» **Exercise instructions**
Extract each line bearing the word "this".

» **Excerpted data**

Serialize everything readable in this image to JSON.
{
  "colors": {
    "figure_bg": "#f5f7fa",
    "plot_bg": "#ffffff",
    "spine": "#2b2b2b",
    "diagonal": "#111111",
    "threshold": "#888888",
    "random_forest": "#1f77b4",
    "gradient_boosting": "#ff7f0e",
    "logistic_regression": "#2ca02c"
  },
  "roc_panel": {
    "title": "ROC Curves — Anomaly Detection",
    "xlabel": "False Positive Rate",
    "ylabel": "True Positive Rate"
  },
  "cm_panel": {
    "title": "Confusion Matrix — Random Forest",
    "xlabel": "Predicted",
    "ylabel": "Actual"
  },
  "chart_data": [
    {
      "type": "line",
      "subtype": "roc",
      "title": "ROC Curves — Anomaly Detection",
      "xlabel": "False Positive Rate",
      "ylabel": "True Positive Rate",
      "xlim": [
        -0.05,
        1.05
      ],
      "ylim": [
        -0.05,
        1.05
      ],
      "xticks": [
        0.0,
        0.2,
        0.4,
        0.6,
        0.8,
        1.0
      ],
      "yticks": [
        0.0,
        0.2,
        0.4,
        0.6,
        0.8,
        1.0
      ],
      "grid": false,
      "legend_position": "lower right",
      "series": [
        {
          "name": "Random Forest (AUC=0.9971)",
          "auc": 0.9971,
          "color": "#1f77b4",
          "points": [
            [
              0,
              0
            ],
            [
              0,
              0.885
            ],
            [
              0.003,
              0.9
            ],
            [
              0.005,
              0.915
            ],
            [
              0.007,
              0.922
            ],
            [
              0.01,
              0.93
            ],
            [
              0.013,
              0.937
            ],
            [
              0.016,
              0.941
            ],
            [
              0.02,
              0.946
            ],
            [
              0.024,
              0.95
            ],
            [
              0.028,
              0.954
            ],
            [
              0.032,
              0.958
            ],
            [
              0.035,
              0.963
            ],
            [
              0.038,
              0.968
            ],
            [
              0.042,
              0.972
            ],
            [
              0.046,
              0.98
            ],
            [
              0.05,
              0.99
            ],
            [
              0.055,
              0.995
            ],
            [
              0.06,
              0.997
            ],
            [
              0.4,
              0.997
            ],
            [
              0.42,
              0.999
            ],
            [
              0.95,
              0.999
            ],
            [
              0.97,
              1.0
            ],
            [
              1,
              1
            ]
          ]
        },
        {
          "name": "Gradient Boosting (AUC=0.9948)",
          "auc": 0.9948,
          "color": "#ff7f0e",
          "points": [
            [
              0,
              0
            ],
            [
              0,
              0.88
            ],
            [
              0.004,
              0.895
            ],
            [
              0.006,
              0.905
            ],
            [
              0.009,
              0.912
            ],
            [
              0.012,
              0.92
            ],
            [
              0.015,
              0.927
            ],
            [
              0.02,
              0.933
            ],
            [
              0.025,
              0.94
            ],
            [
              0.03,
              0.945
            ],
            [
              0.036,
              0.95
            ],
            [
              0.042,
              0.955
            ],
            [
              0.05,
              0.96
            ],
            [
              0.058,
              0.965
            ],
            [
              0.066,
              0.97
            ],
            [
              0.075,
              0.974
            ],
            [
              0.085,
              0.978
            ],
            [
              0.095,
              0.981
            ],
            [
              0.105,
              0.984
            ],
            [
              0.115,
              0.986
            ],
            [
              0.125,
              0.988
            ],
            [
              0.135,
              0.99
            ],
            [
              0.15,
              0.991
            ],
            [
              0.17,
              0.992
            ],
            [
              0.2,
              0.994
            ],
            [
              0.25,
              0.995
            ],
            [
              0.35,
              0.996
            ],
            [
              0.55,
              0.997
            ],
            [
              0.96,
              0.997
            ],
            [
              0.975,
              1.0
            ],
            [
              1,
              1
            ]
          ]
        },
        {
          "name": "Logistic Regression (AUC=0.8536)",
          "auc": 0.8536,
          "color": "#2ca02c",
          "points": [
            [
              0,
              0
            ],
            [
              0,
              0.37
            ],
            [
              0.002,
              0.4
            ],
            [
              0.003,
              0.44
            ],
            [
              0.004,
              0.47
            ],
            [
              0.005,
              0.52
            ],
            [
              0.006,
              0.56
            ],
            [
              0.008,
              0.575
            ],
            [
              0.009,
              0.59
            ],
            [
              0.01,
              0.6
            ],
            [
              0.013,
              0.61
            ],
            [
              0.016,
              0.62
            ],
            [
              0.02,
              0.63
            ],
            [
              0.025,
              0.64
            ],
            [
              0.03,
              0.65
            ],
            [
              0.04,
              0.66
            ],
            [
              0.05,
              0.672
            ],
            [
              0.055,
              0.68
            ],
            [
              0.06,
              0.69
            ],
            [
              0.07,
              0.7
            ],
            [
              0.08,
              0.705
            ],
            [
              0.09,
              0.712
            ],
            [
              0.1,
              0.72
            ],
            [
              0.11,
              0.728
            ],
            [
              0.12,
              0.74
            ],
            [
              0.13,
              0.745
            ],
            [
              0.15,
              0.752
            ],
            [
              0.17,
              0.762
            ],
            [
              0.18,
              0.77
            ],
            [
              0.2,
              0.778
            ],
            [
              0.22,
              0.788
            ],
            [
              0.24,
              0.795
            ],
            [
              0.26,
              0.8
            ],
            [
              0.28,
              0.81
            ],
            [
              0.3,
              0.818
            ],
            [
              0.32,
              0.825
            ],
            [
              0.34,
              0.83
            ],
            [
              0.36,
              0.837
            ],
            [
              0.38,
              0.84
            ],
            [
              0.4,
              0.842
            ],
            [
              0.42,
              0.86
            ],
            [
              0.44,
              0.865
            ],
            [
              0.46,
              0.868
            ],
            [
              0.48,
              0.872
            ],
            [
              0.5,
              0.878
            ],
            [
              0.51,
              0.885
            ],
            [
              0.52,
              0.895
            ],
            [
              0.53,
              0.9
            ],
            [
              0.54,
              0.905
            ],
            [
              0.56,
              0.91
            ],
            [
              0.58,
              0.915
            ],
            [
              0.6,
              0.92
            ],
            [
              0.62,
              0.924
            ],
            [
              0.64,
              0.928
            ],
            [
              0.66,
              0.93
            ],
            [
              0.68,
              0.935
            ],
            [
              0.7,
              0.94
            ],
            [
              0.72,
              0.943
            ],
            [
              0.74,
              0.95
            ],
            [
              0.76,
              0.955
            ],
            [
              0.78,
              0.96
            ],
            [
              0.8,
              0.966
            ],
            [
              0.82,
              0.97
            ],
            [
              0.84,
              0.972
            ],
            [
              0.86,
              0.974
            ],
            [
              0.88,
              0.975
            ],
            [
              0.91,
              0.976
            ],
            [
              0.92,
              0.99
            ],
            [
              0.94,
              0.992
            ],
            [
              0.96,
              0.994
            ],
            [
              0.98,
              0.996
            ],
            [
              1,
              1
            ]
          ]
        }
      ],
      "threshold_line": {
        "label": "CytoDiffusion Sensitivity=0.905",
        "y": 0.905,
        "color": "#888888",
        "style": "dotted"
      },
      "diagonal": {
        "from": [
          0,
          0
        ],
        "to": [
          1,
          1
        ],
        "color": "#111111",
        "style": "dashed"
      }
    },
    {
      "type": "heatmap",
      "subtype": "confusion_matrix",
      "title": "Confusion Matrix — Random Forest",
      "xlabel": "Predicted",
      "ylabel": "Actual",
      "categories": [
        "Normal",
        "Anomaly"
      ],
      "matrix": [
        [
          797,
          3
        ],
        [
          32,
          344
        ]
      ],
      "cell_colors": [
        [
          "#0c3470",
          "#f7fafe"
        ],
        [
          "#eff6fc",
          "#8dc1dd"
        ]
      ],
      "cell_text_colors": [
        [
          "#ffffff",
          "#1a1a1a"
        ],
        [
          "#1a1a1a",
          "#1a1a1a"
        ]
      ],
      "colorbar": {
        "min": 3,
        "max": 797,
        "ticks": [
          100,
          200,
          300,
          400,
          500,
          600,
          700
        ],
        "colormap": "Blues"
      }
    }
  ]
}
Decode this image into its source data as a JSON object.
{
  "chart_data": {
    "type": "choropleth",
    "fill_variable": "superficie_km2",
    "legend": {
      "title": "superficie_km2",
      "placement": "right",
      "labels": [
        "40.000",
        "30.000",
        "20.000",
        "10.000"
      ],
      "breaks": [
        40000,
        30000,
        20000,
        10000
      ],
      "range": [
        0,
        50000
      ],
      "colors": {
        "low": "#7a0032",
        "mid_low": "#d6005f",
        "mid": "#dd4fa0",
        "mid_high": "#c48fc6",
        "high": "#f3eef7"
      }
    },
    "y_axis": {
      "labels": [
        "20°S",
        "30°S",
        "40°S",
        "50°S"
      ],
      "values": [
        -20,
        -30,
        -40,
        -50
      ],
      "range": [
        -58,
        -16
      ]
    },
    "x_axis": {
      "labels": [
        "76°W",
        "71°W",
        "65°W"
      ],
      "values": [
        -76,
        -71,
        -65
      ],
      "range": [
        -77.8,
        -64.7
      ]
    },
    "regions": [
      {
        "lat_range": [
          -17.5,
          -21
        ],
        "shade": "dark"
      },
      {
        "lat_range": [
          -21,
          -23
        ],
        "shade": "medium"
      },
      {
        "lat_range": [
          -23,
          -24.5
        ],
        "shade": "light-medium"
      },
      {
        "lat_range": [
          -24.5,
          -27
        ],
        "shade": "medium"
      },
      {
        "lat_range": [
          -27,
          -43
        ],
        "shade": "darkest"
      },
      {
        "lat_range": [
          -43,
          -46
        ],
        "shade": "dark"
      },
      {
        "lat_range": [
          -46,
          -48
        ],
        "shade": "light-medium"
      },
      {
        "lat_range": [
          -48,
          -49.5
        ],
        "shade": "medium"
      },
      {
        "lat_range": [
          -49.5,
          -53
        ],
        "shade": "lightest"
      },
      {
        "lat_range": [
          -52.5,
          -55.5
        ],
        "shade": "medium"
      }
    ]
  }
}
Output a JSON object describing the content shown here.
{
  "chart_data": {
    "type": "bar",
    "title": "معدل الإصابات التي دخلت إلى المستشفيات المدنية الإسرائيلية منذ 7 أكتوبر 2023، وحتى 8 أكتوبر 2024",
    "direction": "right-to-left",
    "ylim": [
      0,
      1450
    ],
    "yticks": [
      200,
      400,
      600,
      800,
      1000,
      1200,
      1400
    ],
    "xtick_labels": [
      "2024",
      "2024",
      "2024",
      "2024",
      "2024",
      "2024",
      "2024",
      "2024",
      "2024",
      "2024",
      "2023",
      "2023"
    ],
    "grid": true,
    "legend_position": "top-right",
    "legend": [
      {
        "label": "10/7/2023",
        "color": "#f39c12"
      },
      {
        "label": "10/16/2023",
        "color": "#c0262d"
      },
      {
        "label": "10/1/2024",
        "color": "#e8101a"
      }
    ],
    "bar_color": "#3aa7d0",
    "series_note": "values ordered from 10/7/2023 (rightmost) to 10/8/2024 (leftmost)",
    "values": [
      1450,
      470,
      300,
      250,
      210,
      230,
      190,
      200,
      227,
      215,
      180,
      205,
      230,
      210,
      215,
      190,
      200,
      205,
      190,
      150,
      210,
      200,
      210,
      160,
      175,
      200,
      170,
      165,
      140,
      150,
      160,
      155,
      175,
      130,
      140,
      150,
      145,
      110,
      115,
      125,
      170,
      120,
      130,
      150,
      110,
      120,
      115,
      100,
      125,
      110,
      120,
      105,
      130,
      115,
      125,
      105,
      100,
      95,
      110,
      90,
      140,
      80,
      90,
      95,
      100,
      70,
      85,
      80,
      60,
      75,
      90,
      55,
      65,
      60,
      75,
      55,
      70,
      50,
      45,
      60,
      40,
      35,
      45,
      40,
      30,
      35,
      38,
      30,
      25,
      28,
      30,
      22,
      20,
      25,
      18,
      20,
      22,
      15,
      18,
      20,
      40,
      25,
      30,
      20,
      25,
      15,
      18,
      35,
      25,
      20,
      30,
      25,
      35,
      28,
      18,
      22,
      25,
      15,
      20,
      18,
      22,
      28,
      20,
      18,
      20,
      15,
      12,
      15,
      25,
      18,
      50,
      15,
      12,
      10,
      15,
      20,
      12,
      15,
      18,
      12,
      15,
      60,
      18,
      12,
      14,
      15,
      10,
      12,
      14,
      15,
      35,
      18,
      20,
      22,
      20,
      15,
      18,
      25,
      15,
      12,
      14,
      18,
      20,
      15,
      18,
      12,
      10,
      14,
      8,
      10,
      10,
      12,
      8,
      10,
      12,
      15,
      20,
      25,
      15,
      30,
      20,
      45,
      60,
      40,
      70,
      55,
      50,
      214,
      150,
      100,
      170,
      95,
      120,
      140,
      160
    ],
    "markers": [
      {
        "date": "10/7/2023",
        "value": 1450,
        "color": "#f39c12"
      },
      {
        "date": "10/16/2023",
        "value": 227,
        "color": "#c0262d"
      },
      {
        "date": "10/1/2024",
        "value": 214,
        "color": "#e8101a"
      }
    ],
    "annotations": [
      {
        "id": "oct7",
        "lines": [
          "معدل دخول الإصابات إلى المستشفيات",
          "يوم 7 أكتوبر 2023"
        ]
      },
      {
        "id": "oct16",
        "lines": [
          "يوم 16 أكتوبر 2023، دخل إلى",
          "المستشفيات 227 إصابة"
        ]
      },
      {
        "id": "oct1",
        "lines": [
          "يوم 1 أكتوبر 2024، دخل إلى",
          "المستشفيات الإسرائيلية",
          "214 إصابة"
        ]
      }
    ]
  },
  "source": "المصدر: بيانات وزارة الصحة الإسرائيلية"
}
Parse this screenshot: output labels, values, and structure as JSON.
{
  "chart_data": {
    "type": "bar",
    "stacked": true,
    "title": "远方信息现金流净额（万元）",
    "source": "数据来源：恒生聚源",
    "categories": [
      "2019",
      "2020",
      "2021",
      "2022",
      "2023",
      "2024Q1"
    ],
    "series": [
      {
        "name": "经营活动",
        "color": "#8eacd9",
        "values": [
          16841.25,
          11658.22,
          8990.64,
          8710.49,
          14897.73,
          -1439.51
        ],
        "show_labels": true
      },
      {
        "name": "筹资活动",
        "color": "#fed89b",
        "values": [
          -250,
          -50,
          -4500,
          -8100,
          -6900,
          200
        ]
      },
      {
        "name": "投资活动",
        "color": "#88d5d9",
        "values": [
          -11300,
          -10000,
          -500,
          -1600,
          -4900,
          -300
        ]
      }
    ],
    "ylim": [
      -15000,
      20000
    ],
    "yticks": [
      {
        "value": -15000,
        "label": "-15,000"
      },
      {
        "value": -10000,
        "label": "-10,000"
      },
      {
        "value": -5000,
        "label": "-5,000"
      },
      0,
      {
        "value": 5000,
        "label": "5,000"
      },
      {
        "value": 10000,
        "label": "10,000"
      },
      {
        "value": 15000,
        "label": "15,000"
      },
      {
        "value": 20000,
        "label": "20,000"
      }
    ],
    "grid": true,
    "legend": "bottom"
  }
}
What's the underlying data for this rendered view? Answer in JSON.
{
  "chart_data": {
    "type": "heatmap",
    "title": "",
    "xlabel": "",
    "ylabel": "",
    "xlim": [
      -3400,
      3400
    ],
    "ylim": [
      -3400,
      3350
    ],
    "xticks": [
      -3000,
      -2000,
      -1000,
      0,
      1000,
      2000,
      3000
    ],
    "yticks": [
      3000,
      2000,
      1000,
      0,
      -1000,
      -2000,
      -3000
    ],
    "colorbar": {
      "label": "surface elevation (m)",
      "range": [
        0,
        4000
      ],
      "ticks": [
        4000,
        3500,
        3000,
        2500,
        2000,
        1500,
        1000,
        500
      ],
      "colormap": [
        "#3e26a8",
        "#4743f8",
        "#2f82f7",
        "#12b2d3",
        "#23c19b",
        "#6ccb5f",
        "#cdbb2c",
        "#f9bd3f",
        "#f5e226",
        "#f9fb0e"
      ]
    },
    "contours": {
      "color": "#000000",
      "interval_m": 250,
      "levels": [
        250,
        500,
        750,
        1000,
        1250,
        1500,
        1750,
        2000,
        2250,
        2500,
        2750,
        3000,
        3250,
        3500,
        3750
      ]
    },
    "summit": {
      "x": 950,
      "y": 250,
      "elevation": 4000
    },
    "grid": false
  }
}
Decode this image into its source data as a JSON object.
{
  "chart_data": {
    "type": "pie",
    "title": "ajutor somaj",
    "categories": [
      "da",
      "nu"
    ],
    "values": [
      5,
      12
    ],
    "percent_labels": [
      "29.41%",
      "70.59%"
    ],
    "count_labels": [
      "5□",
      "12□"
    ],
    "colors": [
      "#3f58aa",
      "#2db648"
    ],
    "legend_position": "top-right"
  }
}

» **Solution below**
Serialize everything readable in this image to JSON.
Decode this image into its source data as a JSON object.
Parse this screenshot: output labels, values, and structure as JSON.
What's the underlying data for this rendered view? Answer in JSON.
Decode this image into its source data as a JSON object.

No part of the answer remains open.